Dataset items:
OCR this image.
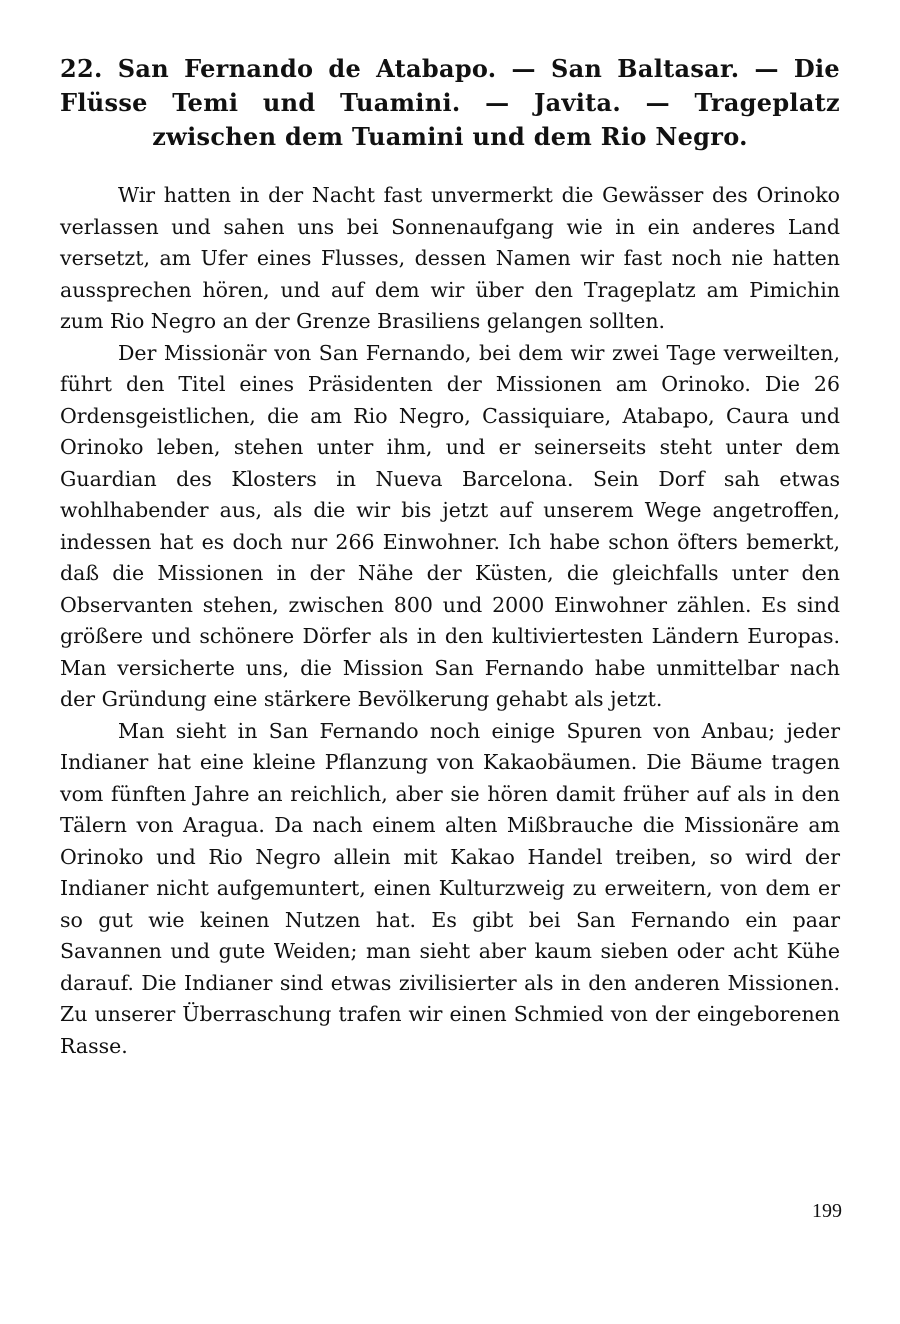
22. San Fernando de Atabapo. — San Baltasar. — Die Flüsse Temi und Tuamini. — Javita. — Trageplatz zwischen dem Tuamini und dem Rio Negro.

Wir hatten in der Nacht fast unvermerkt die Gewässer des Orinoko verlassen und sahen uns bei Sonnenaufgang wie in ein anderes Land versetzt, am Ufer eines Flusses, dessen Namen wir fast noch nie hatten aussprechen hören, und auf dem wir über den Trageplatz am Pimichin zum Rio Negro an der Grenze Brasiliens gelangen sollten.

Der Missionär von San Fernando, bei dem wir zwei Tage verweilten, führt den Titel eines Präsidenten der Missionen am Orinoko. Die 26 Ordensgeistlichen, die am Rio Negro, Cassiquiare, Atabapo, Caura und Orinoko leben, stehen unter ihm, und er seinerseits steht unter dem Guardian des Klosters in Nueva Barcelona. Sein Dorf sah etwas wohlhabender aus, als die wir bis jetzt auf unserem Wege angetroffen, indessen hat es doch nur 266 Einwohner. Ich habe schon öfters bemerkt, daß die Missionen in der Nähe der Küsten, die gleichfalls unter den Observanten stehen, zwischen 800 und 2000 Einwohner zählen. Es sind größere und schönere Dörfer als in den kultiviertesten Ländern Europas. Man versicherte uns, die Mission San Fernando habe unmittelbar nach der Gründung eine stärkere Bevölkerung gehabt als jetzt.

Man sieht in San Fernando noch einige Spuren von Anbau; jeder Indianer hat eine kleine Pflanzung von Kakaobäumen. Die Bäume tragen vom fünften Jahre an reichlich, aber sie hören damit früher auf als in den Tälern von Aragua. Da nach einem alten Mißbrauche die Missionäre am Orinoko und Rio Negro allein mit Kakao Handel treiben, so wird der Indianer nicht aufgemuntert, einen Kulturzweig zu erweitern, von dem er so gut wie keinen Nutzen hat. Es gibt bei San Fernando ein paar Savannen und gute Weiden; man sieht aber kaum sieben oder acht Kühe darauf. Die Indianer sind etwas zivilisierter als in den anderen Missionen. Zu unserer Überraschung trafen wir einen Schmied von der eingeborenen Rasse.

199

What is expected: An exact transcription of all the entries is required, without the pictures.

Result:
OCR this image.
22. San Fernando de Atabapo. — San Baltasar. — Die Flüsse Temi und Tuamini. — Javita. — Trageplatz zwischen dem Tuamini und dem Rio Negro.

Wir hatten in der Nacht fast unvermerkt die Gewässer des Orinoko verlassen und sahen uns bei Sonnenaufgang wie in ein anderes Land versetzt, am Ufer eines Flusses, dessen Namen wir fast noch nie hatten aussprechen hören, und auf dem wir über den Trageplatz am Pimichin zum Rio Negro an der Grenze Brasiliens gelangen sollten.

Der Missionär von San Fernando, bei dem wir zwei Tage verweilten, führt den Titel eines Präsidenten der Missionen am Orinoko. Die 26 Ordensgeistlichen, die am Rio Negro, Cassiquiare, Atabapo, Caura und Orinoko leben, stehen unter ihm, und er seinerseits steht unter dem Guardian des Klosters in Nueva Barcelona. Sein Dorf sah etwas wohlhabender aus, als die wir bis jetzt auf unserem Wege angetroffen, indessen hat es doch nur 266 Einwohner. Ich habe schon öfters bemerkt, daß die Missionen in der Nähe der Küsten, die gleichfalls unter den Observanten stehen, zwischen 800 und 2000 Einwohner zählen. Es sind größere und schönere Dörfer als in den kultiviertesten Ländern Europas. Man versicherte uns, die Mission San Fernando habe unmittelbar nach der Gründung eine stärkere Bevölkerung gehabt als jetzt.

Man sieht in San Fernando noch einige Spuren von Anbau; jeder Indianer hat eine kleine Pflanzung von Kakaobäumen. Die Bäume tragen vom fünften Jahre an reichlich, aber sie hören damit früher auf als in den Tälern von Aragua. Da nach einem alten Mißbrauche die Missionäre am Orinoko und Rio Negro allein mit Kakao Handel treiben, so wird der Indianer nicht aufgemuntert, einen Kulturzweig zu erweitern, von dem er so gut wie keinen Nutzen hat. Es gibt bei San Fernando ein paar Savannen und gute Weiden; man sieht aber kaum sieben oder acht Kühe darauf. Die Indianer sind etwas zivilisierter als in den anderen Missionen. Zu unserer Überraschung trafen wir einen Schmied von der eingeborenen Rasse.

199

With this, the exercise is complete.